Dataset rows:
==============================

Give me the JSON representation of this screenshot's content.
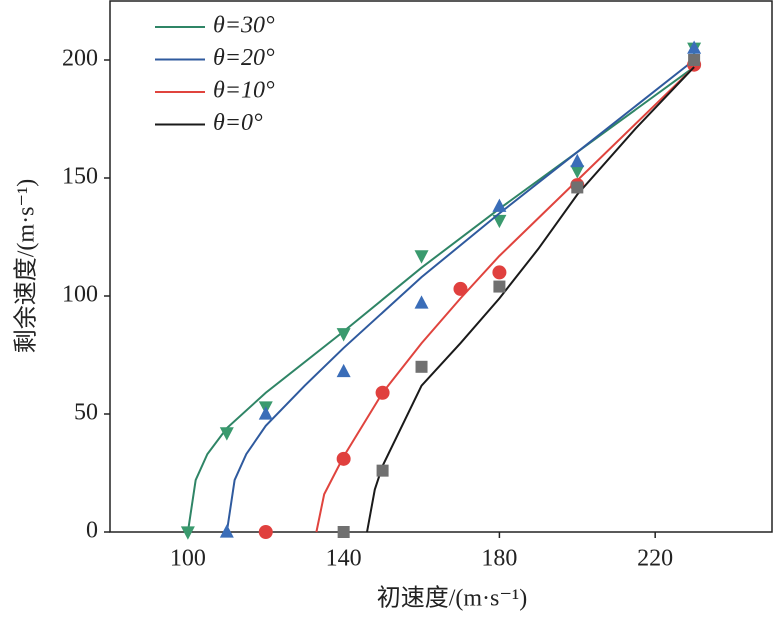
{
  "chart_data": {
    "type": "scatter",
    "x_label": "初速度/(m·s⁻¹)",
    "y_label": "剩余速度/(m·s⁻¹)",
    "xlim": [
      80,
      250
    ],
    "xticks": [
      100,
      140,
      180,
      220
    ],
    "ylim": [
      0,
      225
    ],
    "yticks": [
      0,
      50,
      100,
      150,
      200
    ],
    "legend": "upper-left",
    "series": [
      {
        "name": "θ=30°",
        "color": "#2f8566",
        "marker_color": "#3a9a6e",
        "marker": "triangle-down",
        "x": [
          100,
          110,
          120,
          140,
          160,
          180,
          200,
          230
        ],
        "values": [
          0,
          42,
          53,
          84,
          117,
          132,
          153,
          205
        ],
        "curve": {
          "x": [
            100,
            102,
            105,
            110,
            120,
            140,
            160,
            180,
            200,
            230
          ],
          "values": [
            0,
            22,
            33,
            44,
            59,
            85,
            112,
            137,
            161,
            197
          ]
        }
      },
      {
        "name": "θ=20°",
        "color": "#2f5a9e",
        "marker_color": "#3a6db8",
        "marker": "triangle-up",
        "x": [
          110,
          120,
          140,
          160,
          180,
          200,
          230
        ],
        "values": [
          0,
          50,
          68,
          97,
          138,
          157,
          205
        ],
        "curve": {
          "x": [
            110,
            112,
            115,
            120,
            130,
            140,
            160,
            180,
            200,
            230
          ],
          "values": [
            0,
            22,
            33,
            45,
            62,
            78,
            108,
            135,
            161,
            200
          ]
        }
      },
      {
        "name": "θ=10°",
        "color": "#e0443e",
        "marker_color": "#e0403e",
        "marker": "circle",
        "x": [
          120,
          140,
          150,
          170,
          180,
          200,
          230
        ],
        "values": [
          0,
          31,
          59,
          103,
          110,
          147,
          198
        ],
        "curve": {
          "x": [
            133,
            135,
            140,
            150,
            160,
            170,
            180,
            200,
            230
          ],
          "values": [
            0,
            16,
            32,
            59,
            80,
            99,
            117,
            149,
            197
          ]
        }
      },
      {
        "name": "θ=0°",
        "color": "#1a1a1a",
        "marker_color": "#707070",
        "marker": "square",
        "x": [
          140,
          150,
          160,
          180,
          200,
          230
        ],
        "values": [
          0,
          26,
          70,
          104,
          146,
          200
        ],
        "curve": {
          "x": [
            146,
            148,
            150,
            160,
            170,
            180,
            190,
            200,
            215,
            230
          ],
          "values": [
            0,
            18,
            28,
            62,
            80,
            99,
            120,
            143,
            171,
            197
          ]
        }
      }
    ]
  }
}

==============================

EXERCISE GOAL: Reproduce the full material exactly, excluding the pictures.

FULL ANSWER:
Give me the JSON representation of this screenshot's content.
{
  "chart_data": {
    "type": "scatter",
    "x_label": "初速度/(m·s⁻¹)",
    "y_label": "剩余速度/(m·s⁻¹)",
    "xlim": [
      80,
      250
    ],
    "xticks": [
      100,
      140,
      180,
      220
    ],
    "ylim": [
      0,
      225
    ],
    "yticks": [
      0,
      50,
      100,
      150,
      200
    ],
    "legend": "upper-left",
    "series": [
      {
        "name": "θ=30°",
        "color": "#2f8566",
        "marker_color": "#3a9a6e",
        "marker": "triangle-down",
        "x": [
          100,
          110,
          120,
          140,
          160,
          180,
          200,
          230
        ],
        "values": [
          0,
          42,
          53,
          84,
          117,
          132,
          153,
          205
        ],
        "curve": {
          "x": [
            100,
            102,
            105,
            110,
            120,
            140,
            160,
            180,
            200,
            230
          ],
          "values": [
            0,
            22,
            33,
            44,
            59,
            85,
            112,
            137,
            161,
            197
          ]
        }
      },
      {
        "name": "θ=20°",
        "color": "#2f5a9e",
        "marker_color": "#3a6db8",
        "marker": "triangle-up",
        "x": [
          110,
          120,
          140,
          160,
          180,
          200,
          230
        ],
        "values": [
          0,
          50,
          68,
          97,
          138,
          157,
          205
        ],
        "curve": {
          "x": [
            110,
            112,
            115,
            120,
            130,
            140,
            160,
            180,
            200,
            230
          ],
          "values": [
            0,
            22,
            33,
            45,
            62,
            78,
            108,
            135,
            161,
            200
          ]
        }
      },
      {
        "name": "θ=10°",
        "color": "#e0443e",
        "marker_color": "#e0403e",
        "marker": "circle",
        "x": [
          120,
          140,
          150,
          170,
          180,
          200,
          230
        ],
        "values": [
          0,
          31,
          59,
          103,
          110,
          147,
          198
        ],
        "curve": {
          "x": [
            133,
            135,
            140,
            150,
            160,
            170,
            180,
            200,
            230
          ],
          "values": [
            0,
            16,
            32,
            59,
            80,
            99,
            117,
            149,
            197
          ]
        }
      },
      {
        "name": "θ=0°",
        "color": "#1a1a1a",
        "marker_color": "#707070",
        "marker": "square",
        "x": [
          140,
          150,
          160,
          180,
          200,
          230
        ],
        "values": [
          0,
          26,
          70,
          104,
          146,
          200
        ],
        "curve": {
          "x": [
            146,
            148,
            150,
            160,
            170,
            180,
            190,
            200,
            215,
            230
          ],
          "values": [
            0,
            18,
            28,
            62,
            80,
            99,
            120,
            143,
            171,
            197
          ]
        }
      }
    ]
  }
}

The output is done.